[start of Dataset extract]

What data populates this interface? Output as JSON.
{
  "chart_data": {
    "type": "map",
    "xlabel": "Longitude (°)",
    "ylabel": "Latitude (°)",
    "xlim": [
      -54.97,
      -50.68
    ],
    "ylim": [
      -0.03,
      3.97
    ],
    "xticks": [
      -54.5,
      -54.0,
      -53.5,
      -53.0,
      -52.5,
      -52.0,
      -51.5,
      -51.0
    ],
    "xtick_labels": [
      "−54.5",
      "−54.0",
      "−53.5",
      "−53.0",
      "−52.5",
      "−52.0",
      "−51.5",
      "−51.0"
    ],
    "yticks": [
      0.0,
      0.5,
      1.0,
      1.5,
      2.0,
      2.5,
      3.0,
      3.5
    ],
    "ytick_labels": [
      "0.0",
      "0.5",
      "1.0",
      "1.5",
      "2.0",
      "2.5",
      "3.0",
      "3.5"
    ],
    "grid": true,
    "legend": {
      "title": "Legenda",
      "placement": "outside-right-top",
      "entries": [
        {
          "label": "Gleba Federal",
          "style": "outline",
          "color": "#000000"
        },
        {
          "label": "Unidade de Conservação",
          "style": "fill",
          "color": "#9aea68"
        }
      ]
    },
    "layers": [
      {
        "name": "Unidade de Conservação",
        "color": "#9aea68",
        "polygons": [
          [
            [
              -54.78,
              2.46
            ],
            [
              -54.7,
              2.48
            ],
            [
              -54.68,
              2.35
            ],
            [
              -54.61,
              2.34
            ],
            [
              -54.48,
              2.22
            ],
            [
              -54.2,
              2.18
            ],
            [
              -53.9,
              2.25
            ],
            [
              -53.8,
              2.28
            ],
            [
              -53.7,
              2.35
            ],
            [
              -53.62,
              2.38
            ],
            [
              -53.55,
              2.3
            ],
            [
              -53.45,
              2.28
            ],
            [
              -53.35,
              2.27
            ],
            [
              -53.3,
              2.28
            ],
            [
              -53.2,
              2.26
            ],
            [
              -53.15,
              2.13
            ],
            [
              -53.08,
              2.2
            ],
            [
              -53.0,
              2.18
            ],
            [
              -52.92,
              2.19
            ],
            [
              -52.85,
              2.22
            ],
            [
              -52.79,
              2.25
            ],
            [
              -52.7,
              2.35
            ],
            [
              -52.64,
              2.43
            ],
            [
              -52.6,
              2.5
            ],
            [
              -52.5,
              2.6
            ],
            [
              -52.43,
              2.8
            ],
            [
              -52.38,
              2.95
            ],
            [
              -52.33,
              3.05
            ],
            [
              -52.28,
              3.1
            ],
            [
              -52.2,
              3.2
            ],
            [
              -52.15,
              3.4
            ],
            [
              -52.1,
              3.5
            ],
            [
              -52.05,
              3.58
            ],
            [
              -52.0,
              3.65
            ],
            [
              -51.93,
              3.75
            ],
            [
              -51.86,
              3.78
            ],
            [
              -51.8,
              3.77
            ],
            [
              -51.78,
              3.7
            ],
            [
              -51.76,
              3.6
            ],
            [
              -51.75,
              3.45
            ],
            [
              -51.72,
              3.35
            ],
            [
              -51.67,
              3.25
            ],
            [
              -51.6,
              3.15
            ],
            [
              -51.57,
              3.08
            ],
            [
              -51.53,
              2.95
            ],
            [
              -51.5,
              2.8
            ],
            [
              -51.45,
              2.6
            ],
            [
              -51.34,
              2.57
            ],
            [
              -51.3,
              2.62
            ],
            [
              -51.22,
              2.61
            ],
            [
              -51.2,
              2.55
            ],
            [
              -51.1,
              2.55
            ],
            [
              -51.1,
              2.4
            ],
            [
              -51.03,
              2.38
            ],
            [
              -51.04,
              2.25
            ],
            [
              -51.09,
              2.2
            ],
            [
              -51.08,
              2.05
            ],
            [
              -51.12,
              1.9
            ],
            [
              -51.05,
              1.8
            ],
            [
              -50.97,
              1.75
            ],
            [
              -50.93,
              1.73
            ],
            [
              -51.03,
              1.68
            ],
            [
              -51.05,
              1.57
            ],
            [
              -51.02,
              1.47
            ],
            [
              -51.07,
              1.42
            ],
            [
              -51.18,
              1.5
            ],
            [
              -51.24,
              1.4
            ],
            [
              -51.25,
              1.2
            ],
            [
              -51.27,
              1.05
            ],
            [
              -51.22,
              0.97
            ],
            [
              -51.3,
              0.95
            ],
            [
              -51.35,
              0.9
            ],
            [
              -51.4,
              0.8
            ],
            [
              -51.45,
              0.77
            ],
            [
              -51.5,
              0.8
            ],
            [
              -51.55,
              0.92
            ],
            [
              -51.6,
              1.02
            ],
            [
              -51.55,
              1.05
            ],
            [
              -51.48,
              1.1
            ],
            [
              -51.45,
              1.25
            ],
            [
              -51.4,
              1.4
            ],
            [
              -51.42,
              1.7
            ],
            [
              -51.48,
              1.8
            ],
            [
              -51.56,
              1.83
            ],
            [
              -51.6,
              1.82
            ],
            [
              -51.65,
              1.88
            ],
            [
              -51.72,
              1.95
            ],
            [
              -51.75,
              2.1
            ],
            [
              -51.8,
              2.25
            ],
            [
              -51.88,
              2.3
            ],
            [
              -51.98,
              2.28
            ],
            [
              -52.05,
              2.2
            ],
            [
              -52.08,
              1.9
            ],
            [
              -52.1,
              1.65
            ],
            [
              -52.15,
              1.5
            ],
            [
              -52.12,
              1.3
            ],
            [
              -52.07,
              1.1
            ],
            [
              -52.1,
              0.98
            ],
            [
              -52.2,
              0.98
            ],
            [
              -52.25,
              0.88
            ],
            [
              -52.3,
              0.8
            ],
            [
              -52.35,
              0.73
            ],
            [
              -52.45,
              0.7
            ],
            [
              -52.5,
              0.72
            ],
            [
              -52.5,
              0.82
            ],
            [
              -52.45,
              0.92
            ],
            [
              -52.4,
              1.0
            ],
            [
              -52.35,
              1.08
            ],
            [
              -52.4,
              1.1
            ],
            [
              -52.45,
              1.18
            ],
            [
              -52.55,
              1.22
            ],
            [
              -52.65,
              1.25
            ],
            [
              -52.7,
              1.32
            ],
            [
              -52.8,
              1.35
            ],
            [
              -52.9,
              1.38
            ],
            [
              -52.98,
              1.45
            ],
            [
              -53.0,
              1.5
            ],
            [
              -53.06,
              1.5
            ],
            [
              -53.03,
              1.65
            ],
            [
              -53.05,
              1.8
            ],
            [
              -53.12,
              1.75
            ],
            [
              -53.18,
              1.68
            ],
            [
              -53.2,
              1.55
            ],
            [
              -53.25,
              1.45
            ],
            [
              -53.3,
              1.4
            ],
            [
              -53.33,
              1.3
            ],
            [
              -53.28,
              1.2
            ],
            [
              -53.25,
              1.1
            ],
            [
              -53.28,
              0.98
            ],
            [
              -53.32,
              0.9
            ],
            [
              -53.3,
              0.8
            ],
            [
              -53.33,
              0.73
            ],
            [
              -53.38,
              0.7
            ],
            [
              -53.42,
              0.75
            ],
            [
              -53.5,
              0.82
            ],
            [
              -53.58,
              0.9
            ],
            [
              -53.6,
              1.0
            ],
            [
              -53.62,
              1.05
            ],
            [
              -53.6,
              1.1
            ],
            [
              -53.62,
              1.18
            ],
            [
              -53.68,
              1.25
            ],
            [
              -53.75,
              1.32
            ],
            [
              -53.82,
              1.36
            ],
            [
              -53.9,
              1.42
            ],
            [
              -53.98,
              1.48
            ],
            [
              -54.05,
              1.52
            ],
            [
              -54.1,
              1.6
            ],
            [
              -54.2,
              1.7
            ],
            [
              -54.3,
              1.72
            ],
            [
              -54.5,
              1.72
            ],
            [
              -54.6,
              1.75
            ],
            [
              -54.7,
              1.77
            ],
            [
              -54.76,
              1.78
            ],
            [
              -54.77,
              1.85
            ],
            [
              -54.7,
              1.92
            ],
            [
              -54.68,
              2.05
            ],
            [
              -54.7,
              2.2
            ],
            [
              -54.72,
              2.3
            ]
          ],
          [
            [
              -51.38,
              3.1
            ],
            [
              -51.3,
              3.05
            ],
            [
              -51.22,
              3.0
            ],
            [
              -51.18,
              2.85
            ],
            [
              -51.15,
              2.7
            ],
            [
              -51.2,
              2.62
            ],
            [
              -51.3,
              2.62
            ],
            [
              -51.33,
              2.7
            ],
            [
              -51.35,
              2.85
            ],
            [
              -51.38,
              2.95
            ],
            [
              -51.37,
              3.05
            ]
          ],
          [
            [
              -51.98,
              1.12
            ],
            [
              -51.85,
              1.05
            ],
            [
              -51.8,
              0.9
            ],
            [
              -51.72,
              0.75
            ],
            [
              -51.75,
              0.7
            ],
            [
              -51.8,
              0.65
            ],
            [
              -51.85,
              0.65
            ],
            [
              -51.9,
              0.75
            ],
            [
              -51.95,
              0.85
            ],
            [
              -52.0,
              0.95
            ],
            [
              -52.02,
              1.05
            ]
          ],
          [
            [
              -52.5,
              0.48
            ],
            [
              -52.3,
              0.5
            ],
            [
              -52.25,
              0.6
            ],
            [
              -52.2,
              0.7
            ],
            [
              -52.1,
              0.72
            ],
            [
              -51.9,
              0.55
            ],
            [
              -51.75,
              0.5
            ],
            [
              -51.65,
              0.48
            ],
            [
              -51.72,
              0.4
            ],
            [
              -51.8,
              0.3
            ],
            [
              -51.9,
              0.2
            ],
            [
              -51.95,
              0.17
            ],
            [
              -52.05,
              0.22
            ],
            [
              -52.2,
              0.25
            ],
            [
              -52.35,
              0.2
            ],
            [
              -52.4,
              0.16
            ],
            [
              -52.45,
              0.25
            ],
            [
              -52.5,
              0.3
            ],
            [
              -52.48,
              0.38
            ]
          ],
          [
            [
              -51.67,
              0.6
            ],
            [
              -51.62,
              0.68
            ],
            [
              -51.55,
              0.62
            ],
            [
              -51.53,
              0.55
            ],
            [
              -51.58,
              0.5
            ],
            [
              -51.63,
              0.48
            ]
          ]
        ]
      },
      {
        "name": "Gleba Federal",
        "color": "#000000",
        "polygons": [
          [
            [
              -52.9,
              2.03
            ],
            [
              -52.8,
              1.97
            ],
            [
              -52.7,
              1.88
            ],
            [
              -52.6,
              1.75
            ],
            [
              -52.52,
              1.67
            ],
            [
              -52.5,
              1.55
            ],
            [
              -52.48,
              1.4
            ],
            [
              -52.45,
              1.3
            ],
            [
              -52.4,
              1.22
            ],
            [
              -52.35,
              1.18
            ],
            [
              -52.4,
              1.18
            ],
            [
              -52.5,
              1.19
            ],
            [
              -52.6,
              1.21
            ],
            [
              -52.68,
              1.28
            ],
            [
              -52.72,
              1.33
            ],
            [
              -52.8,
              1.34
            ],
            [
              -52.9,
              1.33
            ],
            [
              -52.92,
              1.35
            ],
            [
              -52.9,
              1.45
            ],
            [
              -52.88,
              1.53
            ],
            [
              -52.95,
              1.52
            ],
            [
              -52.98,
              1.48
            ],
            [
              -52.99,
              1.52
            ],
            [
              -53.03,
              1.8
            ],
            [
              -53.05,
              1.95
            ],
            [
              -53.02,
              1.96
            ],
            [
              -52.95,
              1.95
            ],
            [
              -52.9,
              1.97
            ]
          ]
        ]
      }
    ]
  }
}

[end of Dataset extract]

**Do this:** Each line in the listing above that contains "Gleba" should be copied.

**Final result:**
          "label": "Gleba Federal",
        "name": "Gleba Federal",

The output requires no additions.